• Input material
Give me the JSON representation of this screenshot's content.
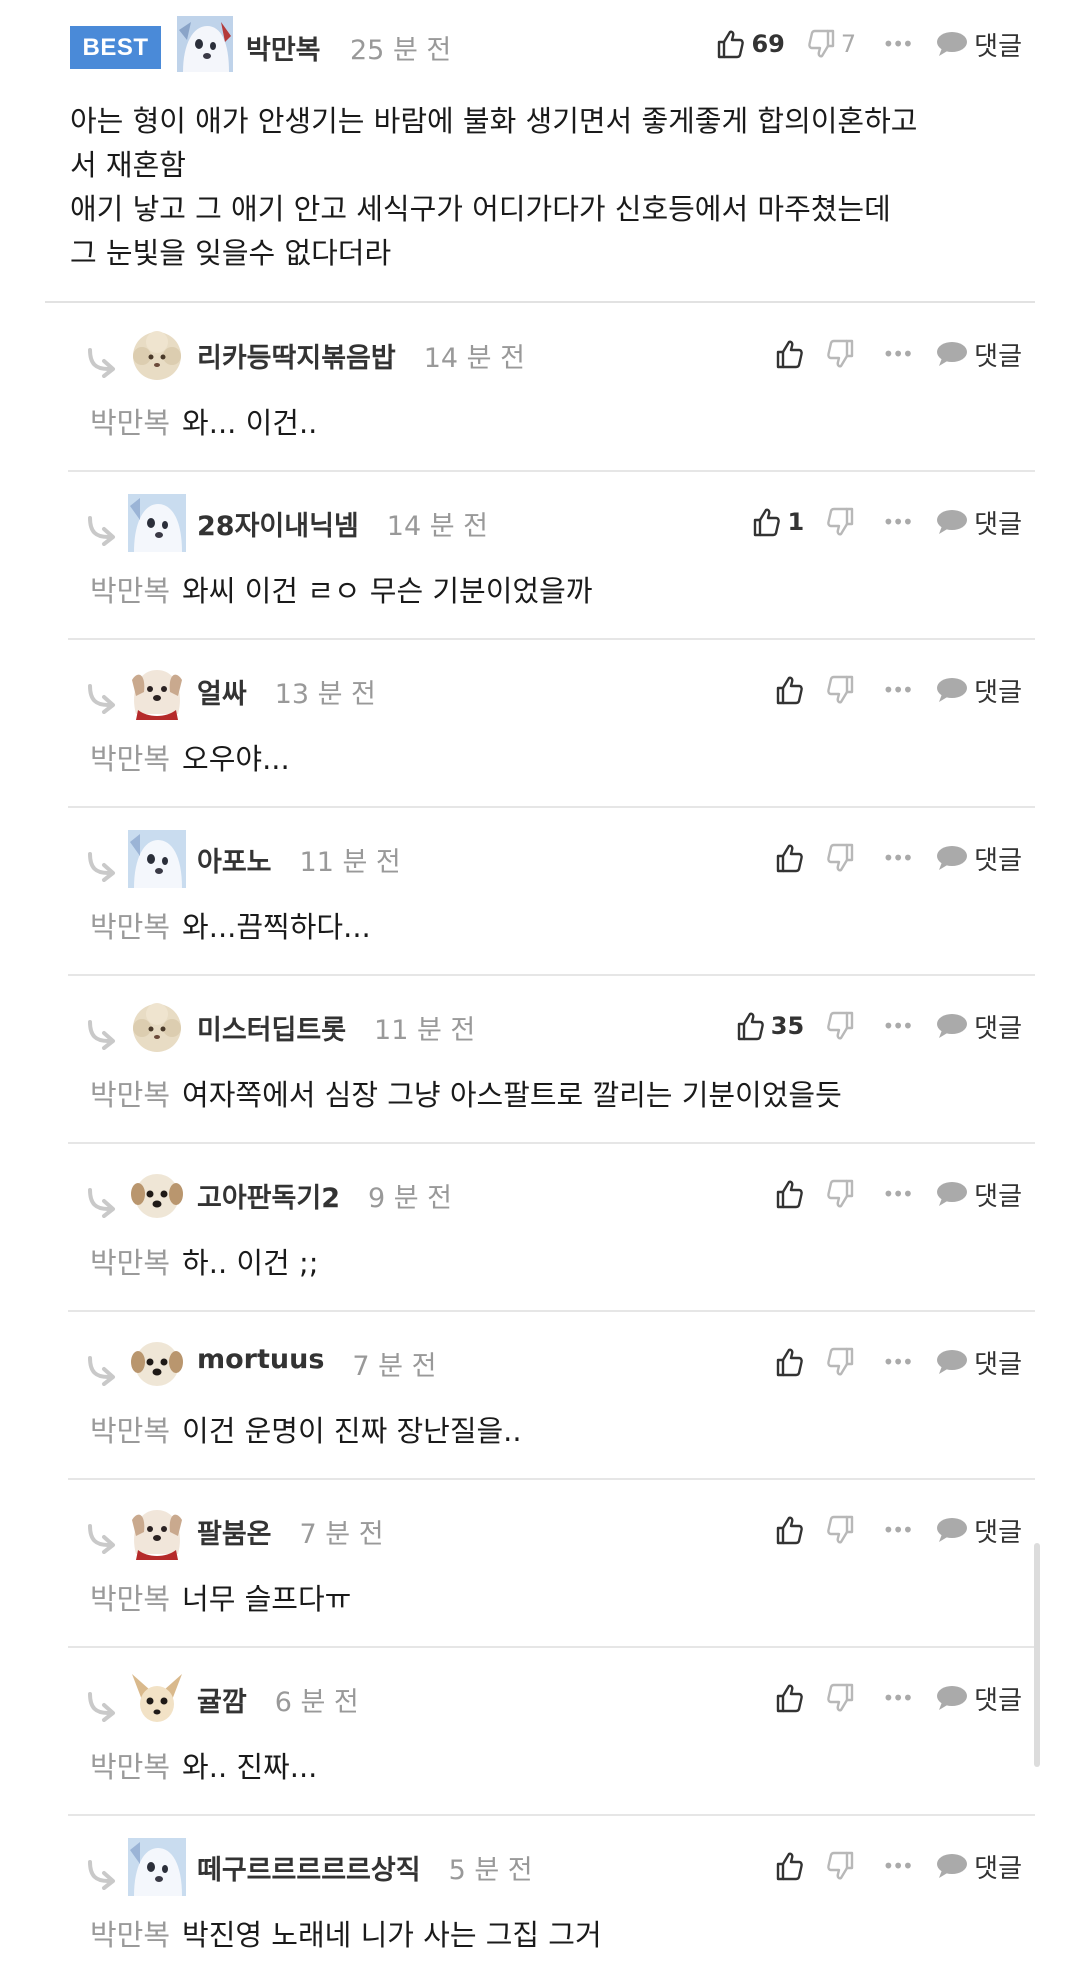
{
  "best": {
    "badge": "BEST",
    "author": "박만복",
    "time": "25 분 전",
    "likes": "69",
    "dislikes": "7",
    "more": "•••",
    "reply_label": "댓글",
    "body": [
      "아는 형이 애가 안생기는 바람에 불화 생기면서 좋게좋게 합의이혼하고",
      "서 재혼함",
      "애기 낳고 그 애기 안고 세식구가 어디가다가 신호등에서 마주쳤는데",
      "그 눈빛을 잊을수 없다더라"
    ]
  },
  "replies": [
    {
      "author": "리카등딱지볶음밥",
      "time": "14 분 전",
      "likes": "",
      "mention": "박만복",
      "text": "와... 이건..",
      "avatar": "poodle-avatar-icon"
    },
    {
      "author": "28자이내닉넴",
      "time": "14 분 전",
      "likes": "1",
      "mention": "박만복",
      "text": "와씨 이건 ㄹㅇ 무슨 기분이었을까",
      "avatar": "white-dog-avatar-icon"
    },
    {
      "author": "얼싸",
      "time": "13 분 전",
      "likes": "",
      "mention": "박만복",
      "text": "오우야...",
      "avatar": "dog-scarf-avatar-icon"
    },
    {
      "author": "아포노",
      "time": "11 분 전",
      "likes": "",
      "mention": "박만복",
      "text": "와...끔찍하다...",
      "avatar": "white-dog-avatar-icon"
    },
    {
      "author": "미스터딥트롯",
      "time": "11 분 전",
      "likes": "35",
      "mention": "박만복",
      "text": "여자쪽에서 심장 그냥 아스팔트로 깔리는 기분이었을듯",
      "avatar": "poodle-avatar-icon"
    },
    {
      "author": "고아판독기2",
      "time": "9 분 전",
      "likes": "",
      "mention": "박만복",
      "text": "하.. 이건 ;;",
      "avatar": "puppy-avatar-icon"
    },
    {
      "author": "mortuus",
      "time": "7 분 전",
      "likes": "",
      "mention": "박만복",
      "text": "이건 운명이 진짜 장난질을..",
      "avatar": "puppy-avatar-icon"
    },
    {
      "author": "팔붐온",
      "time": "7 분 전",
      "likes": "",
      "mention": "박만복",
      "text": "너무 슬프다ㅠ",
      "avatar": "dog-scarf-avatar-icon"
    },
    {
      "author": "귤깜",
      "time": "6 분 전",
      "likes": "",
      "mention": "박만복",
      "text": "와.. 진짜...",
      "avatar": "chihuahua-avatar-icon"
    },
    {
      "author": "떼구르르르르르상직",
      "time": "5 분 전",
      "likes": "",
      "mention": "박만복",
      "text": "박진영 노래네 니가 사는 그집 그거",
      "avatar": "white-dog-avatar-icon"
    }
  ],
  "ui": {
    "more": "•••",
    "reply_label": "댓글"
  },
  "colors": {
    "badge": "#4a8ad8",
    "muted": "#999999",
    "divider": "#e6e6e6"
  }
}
--
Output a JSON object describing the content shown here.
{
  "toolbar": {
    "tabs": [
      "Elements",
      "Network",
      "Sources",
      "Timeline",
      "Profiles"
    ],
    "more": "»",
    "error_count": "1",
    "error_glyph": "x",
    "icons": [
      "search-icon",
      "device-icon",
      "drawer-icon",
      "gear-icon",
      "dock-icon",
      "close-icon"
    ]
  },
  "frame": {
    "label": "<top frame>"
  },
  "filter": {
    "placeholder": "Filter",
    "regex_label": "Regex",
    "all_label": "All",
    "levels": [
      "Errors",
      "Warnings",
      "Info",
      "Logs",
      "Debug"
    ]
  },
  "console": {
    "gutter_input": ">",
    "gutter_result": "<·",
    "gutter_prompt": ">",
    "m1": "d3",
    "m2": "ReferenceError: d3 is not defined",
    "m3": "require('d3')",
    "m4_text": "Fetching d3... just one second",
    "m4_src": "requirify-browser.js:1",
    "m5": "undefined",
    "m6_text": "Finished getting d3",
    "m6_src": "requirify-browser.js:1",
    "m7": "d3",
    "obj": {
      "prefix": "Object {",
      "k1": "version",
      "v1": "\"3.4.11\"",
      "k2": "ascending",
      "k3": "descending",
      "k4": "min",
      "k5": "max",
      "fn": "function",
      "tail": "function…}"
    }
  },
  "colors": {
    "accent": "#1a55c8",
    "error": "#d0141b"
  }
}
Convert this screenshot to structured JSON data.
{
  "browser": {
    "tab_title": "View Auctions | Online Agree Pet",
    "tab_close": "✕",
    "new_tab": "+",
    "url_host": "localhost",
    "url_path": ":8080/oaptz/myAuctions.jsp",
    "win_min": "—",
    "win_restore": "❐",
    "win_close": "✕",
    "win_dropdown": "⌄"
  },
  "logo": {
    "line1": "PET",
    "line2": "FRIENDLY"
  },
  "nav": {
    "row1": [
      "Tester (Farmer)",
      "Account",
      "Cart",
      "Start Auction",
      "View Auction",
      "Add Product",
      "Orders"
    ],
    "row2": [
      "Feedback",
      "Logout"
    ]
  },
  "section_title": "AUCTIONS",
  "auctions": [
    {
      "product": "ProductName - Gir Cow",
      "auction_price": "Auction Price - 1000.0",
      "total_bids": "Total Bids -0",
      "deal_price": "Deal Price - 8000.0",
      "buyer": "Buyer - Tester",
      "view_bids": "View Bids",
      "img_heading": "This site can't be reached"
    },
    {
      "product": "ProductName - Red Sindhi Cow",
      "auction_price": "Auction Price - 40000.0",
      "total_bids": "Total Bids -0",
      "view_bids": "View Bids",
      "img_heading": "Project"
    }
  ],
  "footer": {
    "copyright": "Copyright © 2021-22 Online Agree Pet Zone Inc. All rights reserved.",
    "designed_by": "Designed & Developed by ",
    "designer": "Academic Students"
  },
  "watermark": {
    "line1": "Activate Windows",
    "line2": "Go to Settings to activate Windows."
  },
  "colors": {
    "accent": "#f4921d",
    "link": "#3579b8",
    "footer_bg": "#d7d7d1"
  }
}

• What you need to do
Take each line containing the string "requirify" and copy it out.

• Response
    "m4_src": "requirify-browser.js:1",
    "m6_src": "requirify-browser.js:1",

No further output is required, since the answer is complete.